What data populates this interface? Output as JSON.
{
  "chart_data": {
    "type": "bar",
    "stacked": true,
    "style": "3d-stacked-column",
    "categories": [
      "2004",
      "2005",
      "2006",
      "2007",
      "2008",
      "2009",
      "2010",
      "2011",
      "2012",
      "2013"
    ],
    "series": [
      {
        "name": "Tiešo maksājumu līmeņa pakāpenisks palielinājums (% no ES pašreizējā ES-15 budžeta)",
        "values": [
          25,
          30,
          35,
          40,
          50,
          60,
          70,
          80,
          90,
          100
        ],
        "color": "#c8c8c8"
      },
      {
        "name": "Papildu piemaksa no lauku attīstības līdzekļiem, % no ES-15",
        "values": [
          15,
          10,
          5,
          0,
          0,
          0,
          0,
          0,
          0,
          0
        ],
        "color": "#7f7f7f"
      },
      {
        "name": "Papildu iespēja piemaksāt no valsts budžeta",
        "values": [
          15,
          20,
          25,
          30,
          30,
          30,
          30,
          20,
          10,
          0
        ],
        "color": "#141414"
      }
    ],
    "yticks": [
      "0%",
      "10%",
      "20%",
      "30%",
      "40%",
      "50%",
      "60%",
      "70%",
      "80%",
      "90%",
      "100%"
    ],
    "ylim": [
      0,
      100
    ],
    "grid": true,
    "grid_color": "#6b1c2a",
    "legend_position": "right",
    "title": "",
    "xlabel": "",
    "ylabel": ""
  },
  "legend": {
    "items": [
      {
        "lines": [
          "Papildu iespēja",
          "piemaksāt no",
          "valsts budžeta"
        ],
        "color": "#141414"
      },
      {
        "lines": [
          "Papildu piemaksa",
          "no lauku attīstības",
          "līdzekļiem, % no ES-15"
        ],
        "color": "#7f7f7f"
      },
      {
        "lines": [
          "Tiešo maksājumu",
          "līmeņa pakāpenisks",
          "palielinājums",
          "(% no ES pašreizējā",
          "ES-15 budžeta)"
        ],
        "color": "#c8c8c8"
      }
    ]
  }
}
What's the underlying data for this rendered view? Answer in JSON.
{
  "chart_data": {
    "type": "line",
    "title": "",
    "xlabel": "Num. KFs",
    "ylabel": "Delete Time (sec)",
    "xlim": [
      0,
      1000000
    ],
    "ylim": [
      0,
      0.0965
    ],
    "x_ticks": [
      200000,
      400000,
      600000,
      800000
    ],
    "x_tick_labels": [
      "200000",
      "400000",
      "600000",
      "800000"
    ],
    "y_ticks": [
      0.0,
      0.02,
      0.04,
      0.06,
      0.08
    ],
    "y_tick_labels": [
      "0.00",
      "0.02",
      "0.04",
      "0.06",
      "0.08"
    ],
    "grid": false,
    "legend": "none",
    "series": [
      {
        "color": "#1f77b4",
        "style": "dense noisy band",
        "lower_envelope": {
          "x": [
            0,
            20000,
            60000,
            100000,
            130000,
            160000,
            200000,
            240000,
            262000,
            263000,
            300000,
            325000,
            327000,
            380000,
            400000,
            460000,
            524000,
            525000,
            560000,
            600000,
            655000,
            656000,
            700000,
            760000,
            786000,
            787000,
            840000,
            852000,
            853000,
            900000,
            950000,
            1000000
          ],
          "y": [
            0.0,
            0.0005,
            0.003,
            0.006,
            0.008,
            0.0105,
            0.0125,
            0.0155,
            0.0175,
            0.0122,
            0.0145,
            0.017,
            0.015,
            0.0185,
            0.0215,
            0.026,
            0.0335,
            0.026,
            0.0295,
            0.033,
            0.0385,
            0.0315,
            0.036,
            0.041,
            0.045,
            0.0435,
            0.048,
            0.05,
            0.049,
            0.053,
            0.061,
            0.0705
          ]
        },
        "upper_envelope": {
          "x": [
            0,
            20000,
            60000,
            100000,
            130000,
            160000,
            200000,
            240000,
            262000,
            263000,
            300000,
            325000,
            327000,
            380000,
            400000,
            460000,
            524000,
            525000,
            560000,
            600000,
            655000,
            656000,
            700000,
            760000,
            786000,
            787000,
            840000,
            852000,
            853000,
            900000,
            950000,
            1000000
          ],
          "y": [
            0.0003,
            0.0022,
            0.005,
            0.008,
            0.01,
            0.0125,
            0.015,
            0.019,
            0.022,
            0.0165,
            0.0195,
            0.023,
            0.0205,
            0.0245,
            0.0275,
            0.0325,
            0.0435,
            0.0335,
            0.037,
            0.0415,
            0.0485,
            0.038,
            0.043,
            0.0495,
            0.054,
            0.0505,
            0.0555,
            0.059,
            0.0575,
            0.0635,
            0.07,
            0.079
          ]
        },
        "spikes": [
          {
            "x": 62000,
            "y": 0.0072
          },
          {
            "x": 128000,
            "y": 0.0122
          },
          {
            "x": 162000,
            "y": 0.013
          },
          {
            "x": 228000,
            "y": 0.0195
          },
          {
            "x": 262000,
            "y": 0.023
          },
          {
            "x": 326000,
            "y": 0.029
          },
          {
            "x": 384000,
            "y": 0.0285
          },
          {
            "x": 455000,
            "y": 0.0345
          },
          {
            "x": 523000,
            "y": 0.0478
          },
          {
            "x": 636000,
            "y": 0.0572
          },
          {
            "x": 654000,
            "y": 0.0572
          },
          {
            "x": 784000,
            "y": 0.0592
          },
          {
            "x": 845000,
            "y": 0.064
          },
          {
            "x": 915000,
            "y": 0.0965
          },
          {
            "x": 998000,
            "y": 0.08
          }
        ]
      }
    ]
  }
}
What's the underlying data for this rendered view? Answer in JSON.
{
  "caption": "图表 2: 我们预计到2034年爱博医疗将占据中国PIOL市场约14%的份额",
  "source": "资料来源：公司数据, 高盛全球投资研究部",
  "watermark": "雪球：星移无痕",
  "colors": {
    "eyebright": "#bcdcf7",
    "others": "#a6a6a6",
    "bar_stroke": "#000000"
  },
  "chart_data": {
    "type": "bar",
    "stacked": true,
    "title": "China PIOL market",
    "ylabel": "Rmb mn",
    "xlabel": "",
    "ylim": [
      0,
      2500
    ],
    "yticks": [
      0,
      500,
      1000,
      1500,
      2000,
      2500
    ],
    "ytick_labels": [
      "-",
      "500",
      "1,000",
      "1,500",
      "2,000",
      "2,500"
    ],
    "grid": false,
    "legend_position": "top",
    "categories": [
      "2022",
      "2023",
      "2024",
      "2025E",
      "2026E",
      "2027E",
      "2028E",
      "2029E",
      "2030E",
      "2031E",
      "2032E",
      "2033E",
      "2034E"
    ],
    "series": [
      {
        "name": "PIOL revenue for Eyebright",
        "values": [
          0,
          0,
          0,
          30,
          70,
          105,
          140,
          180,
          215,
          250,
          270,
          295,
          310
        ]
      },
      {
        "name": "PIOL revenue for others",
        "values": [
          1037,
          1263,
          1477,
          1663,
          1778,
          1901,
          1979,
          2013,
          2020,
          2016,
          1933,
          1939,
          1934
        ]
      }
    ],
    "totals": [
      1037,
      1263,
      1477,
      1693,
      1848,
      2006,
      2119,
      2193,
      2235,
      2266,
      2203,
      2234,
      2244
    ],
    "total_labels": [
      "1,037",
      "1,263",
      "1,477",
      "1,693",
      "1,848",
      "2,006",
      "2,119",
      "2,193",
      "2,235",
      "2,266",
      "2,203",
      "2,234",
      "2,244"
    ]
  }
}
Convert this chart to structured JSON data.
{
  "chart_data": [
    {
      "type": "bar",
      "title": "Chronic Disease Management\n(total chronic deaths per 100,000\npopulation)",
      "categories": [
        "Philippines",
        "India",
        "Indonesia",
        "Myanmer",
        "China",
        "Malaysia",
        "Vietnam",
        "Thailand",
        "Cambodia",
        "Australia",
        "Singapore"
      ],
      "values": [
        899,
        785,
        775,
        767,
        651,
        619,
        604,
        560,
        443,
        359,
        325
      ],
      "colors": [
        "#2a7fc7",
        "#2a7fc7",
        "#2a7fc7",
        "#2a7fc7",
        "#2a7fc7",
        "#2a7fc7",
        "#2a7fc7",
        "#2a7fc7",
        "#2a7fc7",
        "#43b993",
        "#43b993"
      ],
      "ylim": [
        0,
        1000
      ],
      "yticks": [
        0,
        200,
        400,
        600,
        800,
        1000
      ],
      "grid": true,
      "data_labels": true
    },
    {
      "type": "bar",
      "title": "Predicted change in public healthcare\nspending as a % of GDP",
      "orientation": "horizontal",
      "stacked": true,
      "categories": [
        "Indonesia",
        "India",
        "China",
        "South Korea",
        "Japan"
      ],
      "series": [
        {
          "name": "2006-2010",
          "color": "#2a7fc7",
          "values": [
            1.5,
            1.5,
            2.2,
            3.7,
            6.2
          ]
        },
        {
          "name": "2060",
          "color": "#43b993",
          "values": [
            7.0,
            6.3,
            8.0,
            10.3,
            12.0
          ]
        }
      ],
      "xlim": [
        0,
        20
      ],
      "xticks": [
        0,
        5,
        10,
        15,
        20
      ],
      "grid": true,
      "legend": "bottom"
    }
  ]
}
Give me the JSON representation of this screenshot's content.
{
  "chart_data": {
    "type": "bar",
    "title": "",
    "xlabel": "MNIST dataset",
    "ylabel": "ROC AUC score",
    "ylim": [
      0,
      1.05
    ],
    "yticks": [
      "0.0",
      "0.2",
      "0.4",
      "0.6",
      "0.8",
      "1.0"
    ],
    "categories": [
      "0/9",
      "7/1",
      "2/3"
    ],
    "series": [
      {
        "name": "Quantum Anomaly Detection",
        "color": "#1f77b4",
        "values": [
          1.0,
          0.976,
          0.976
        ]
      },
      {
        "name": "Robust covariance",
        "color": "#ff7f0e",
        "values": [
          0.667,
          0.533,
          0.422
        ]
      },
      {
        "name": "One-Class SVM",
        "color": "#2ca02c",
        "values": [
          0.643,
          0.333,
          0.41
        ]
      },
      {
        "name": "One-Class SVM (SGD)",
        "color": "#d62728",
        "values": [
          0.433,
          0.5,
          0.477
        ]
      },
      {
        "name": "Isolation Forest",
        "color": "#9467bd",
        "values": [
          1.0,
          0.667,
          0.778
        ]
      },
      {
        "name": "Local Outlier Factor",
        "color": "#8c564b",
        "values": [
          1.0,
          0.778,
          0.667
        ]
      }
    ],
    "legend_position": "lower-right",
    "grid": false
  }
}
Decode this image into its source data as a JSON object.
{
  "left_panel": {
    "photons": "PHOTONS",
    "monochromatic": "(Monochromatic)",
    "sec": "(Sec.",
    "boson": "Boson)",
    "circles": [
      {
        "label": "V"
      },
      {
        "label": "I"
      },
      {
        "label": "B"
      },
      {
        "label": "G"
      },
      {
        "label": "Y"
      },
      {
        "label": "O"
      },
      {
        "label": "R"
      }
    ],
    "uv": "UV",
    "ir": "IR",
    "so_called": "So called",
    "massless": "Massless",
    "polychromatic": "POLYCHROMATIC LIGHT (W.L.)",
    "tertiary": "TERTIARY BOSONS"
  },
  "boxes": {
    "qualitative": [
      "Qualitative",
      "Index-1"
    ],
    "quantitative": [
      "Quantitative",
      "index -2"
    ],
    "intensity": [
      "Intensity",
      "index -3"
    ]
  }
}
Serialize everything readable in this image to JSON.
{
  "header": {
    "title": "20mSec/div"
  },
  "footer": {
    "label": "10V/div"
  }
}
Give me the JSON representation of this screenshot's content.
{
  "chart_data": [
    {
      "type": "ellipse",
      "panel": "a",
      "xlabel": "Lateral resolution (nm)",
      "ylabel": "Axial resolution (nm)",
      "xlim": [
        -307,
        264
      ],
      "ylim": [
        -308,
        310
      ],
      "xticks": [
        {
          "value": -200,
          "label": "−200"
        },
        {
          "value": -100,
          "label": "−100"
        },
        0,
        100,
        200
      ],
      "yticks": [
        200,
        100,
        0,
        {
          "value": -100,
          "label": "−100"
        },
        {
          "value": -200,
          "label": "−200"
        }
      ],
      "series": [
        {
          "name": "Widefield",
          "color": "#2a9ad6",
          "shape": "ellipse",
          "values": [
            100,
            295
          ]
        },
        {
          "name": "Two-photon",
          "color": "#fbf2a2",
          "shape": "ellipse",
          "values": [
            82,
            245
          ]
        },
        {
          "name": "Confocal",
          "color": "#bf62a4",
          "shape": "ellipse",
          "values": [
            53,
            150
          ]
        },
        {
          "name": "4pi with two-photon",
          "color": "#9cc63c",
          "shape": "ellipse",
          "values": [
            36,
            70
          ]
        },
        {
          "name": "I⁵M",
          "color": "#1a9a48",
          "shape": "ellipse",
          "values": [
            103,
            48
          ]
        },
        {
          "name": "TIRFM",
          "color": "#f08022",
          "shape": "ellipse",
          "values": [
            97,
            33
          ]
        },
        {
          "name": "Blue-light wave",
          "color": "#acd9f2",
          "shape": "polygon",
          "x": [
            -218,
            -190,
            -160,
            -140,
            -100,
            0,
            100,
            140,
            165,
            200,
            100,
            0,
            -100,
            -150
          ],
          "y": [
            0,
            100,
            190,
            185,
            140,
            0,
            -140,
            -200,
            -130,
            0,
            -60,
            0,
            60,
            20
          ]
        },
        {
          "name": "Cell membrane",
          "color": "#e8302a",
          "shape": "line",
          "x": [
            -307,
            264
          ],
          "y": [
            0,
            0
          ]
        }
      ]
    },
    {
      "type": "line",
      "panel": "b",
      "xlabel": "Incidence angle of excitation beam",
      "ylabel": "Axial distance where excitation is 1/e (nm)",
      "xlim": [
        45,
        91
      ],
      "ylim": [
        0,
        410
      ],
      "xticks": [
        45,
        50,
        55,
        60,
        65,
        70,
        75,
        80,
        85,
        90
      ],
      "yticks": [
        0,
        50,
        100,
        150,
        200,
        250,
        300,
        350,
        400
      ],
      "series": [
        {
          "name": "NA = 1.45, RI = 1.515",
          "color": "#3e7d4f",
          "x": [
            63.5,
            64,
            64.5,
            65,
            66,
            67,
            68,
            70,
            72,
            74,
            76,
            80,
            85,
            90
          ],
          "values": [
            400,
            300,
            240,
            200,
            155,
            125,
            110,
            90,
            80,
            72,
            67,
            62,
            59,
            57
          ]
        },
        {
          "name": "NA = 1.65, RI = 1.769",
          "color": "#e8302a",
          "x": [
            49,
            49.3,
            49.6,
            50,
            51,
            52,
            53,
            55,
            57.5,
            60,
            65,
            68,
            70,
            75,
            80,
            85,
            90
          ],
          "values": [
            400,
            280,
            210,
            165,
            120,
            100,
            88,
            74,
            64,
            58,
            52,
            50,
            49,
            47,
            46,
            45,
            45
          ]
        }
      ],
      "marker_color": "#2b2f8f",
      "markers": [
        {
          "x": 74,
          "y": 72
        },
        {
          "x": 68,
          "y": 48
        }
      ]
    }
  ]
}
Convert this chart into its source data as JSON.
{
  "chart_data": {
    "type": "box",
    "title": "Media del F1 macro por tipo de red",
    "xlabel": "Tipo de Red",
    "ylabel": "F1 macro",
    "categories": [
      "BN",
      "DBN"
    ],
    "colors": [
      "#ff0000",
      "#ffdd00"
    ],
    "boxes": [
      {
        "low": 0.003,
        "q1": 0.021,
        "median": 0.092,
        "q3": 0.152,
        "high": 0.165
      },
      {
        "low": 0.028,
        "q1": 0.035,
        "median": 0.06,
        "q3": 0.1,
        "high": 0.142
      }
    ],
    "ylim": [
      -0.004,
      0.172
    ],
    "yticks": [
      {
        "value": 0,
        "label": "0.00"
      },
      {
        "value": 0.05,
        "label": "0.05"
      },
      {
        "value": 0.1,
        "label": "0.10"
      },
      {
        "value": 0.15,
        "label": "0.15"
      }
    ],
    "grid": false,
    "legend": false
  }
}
+++
From the data above, gather every line that includes the word "others".

    "others": "#a6a6a6",
        "name": "PIOL revenue for others",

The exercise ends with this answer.